— Description of the task —
Every entry that follows needs to be repeated exactly.

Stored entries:
▼
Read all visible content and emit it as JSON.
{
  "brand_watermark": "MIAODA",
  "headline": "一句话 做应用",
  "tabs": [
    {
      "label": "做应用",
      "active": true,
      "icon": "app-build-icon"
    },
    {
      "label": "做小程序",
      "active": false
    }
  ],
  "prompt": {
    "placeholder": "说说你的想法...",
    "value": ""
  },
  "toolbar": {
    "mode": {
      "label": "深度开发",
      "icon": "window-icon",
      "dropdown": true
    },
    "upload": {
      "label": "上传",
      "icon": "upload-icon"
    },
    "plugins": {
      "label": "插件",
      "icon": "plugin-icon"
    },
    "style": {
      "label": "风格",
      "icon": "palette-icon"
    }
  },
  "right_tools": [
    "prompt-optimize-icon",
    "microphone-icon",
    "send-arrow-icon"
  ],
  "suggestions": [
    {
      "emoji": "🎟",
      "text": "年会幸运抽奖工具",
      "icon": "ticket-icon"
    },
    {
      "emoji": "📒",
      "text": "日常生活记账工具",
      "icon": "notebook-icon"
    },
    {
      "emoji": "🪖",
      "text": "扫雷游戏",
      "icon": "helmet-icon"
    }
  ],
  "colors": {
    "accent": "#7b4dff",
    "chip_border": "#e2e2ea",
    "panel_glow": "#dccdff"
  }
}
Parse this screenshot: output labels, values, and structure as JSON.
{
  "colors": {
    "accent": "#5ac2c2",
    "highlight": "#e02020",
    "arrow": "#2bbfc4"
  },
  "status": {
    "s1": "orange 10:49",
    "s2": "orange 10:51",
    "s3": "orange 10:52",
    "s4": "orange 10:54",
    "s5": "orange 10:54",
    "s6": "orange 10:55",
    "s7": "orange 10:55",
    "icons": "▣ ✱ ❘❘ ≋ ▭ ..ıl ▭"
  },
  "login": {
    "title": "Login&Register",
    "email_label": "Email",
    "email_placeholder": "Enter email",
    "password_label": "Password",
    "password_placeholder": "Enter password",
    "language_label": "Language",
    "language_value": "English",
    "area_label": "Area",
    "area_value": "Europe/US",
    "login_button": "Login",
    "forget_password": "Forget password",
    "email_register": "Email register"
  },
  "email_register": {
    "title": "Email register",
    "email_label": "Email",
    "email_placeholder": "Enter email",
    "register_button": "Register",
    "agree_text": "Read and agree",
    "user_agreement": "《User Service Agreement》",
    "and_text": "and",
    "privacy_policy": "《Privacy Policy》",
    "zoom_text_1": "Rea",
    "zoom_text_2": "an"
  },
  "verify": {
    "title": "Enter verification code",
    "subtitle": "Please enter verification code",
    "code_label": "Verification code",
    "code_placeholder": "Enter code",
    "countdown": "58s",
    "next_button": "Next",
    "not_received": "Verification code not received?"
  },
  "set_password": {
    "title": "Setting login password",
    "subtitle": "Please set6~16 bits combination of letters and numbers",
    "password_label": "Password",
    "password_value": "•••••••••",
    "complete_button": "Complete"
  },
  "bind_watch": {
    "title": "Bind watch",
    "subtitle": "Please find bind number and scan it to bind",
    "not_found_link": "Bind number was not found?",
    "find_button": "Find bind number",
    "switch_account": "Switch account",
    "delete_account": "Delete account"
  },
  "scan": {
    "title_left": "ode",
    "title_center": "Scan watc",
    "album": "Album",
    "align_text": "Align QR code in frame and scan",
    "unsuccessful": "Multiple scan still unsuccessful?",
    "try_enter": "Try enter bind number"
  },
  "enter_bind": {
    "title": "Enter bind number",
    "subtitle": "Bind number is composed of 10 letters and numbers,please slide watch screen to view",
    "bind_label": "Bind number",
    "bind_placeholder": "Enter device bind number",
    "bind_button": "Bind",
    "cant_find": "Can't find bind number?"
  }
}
▲
— The response —
Read all visible content and emit it as JSON.
{
  "brand_watermark": "MIAODA",
  "headline": "一句话 做应用",
  "tabs": [
    {
      "label": "做应用",
      "active": true,
      "icon": "app-build-icon"
    },
    {
      "label": "做小程序",
      "active": false
    }
  ],
  "prompt": {
    "placeholder": "说说你的想法...",
    "value": ""
  },
  "toolbar": {
    "mode": {
      "label": "深度开发",
      "icon": "window-icon",
      "dropdown": true
    },
    "upload": {
      "label": "上传",
      "icon": "upload-icon"
    },
    "plugins": {
      "label": "插件",
      "icon": "plugin-icon"
    },
    "style": {
      "label": "风格",
      "icon": "palette-icon"
    }
  },
  "right_tools": [
    "prompt-optimize-icon",
    "microphone-icon",
    "send-arrow-icon"
  ],
  "suggestions": [
    {
      "emoji": "🎟",
      "text": "年会幸运抽奖工具",
      "icon": "ticket-icon"
    },
    {
      "emoji": "📒",
      "text": "日常生活记账工具",
      "icon": "notebook-icon"
    },
    {
      "emoji": "🪖",
      "text": "扫雷游戏",
      "icon": "helmet-icon"
    }
  ],
  "colors": {
    "accent": "#7b4dff",
    "chip_border": "#e2e2ea",
    "panel_glow": "#dccdff"
  }
}
Parse this screenshot: output labels, values, and structure as JSON.
{
  "colors": {
    "accent": "#5ac2c2",
    "highlight": "#e02020",
    "arrow": "#2bbfc4"
  },
  "status": {
    "s1": "orange 10:49",
    "s2": "orange 10:51",
    "s3": "orange 10:52",
    "s4": "orange 10:54",
    "s5": "orange 10:54",
    "s6": "orange 10:55",
    "s7": "orange 10:55",
    "icons": "▣ ✱ ❘❘ ≋ ▭ ..ıl ▭"
  },
  "login": {
    "title": "Login&Register",
    "email_label": "Email",
    "email_placeholder": "Enter email",
    "password_label": "Password",
    "password_placeholder": "Enter password",
    "language_label": "Language",
    "language_value": "English",
    "area_label": "Area",
    "area_value": "Europe/US",
    "login_button": "Login",
    "forget_password": "Forget password",
    "email_register": "Email register"
  },
  "email_register": {
    "title": "Email register",
    "email_label": "Email",
    "email_placeholder": "Enter email",
    "register_button": "Register",
    "agree_text": "Read and agree",
    "user_agreement": "《User Service Agreement》",
    "and_text": "and",
    "privacy_policy": "《Privacy Policy》",
    "zoom_text_1": "Rea",
    "zoom_text_2": "an"
  },
  "verify": {
    "title": "Enter verification code",
    "subtitle": "Please enter verification code",
    "code_label": "Verification code",
    "code_placeholder": "Enter code",
    "countdown": "58s",
    "next_button": "Next",
    "not_received": "Verification code not received?"
  },
  "set_password": {
    "title": "Setting login password",
    "subtitle": "Please set6~16 bits combination of letters and numbers",
    "password_label": "Password",
    "password_value": "•••••••••",
    "complete_button": "Complete"
  },
  "bind_watch": {
    "title": "Bind watch",
    "subtitle": "Please find bind number and scan it to bind",
    "not_found_link": "Bind number was not found?",
    "find_button": "Find bind number",
    "switch_account": "Switch account",
    "delete_account": "Delete account"
  },
  "scan": {
    "title_left": "ode",
    "title_center": "Scan watc",
    "album": "Album",
    "align_text": "Align QR code in frame and scan",
    "unsuccessful": "Multiple scan still unsuccessful?",
    "try_enter": "Try enter bind number"
  },
  "enter_bind": {
    "title": "Enter bind number",
    "subtitle": "Bind number is composed of 10 letters and numbers,please slide watch screen to view",
    "bind_label": "Bind number",
    "bind_placeholder": "Enter device bind number",
    "bind_button": "Bind",
    "cant_find": "Can't find bind number?"
  }
}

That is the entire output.